RECORDS SHOWN:
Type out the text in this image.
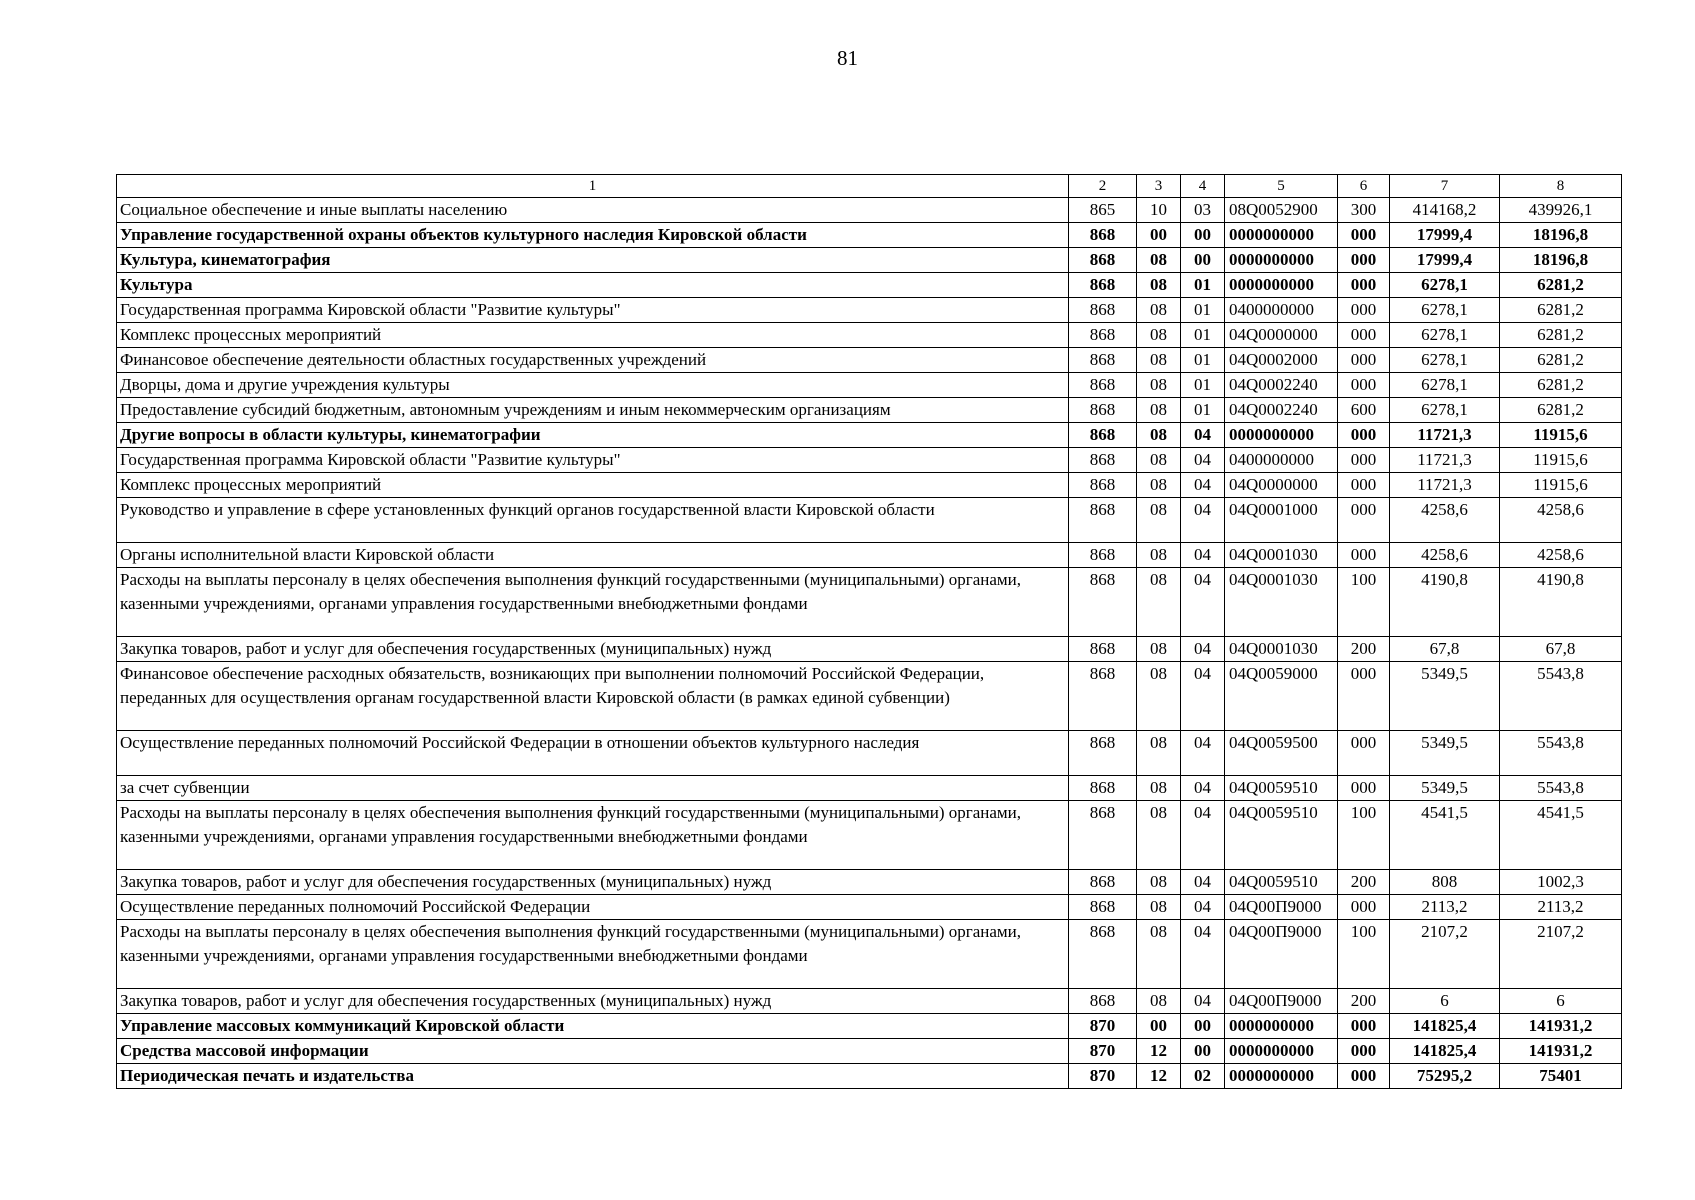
81
1	2	3	4	5	6	7	8
Социальное обеспечение и иные выплаты населению	865	10	03	08Q0052900	300	414168,2	439926,1
Управление государственной охраны объектов культурного наследия Кировской области	868	00	00	0000000000	000	17999,4	18196,8
Культура, кинематография	868	08	00	0000000000	000	17999,4	18196,8
Культура	868	08	01	0000000000	000	6278,1	6281,2
Государственная программа Кировской области "Развитие культуры"	868	08	01	0400000000	000	6278,1	6281,2
Комплекс процессных мероприятий	868	08	01	04Q0000000	000	6278,1	6281,2
Финансовое обеспечение деятельности областных государственных учреждений	868	08	01	04Q0002000	000	6278,1	6281,2
Дворцы, дома и другие учреждения культуры	868	08	01	04Q0002240	000	6278,1	6281,2
Предоставление субсидий бюджетным, автономным учреждениям и иным некоммерческим организациям	868	08	01	04Q0002240	600	6278,1	6281,2
Другие вопросы в области культуры, кинематографии	868	08	04	0000000000	000	11721,3	11915,6
Государственная программа Кировской области "Развитие культуры"	868	08	04	0400000000	000	11721,3	11915,6
Комплекс процессных мероприятий	868	08	04	04Q0000000	000	11721,3	11915,6
Руководство и управление в сфере установленных функций органов государственной власти Кировской области	868	08	04	04Q0001000	000	4258,6	4258,6
Органы исполнительной власти Кировской области	868	08	04	04Q0001030	000	4258,6	4258,6
Расходы на выплаты персоналу в целях обеспечения выполнения функций государственными (муниципальными) органами, казенными учреждениями, органами управления государственными внебюджетными фондами	868	08	04	04Q0001030	100	4190,8	4190,8
Закупка товаров, работ и услуг для обеспечения государственных (муниципальных) нужд	868	08	04	04Q0001030	200	67,8	67,8
Финансовое обеспечение расходных обязательств, возникающих при выполнении полномочий Российской Федерации, переданных для осуществления органам государственной власти Кировской области (в рамках единой субвенции)	868	08	04	04Q0059000	000	5349,5	5543,8
Осуществление переданных полномочий Российской Федерации в отношении объектов культурного наследия	868	08	04	04Q0059500	000	5349,5	5543,8
за счет субвенции	868	08	04	04Q0059510	000	5349,5	5543,8
Расходы на выплаты персоналу в целях обеспечения выполнения функций государственными (муниципальными) органами, казенными учреждениями, органами управления государственными внебюджетными фондами	868	08	04	04Q0059510	100	4541,5	4541,5
Закупка товаров, работ и услуг для обеспечения государственных (муниципальных) нужд	868	08	04	04Q0059510	200	808	1002,3
Осуществление переданных полномочий Российской Федерации	868	08	04	04Q00П9000	000	2113,2	2113,2
Расходы на выплаты персоналу в целях обеспечения выполнения функций государственными (муниципальными) органами, казенными учреждениями, органами управления государственными внебюджетными фондами	868	08	04	04Q00П9000	100	2107,2	2107,2
Закупка товаров, работ и услуг для обеспечения государственных (муниципальных) нужд	868	08	04	04Q00П9000	200	6	6
Управление массовых коммуникаций Кировской области	870	00	00	0000000000	000	141825,4	141931,2
Средства массовой информации	870	12	00	0000000000	000	141825,4	141931,2
Периодическая печать и издательства	870	12	02	0000000000	000	75295,2	75401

PROBLEM STATEMENT: Give every line of the material that includes the string "Государственная".

ANSWER TO THE PROBLEM:
Государственная программа Кировской области "Развитие культуры"	868	08	01	0400000000	000	6278,1	6281,2
Государственная программа Кировской области "Развитие культуры"	868	08	04	0400000000	000	11721,3	11915,6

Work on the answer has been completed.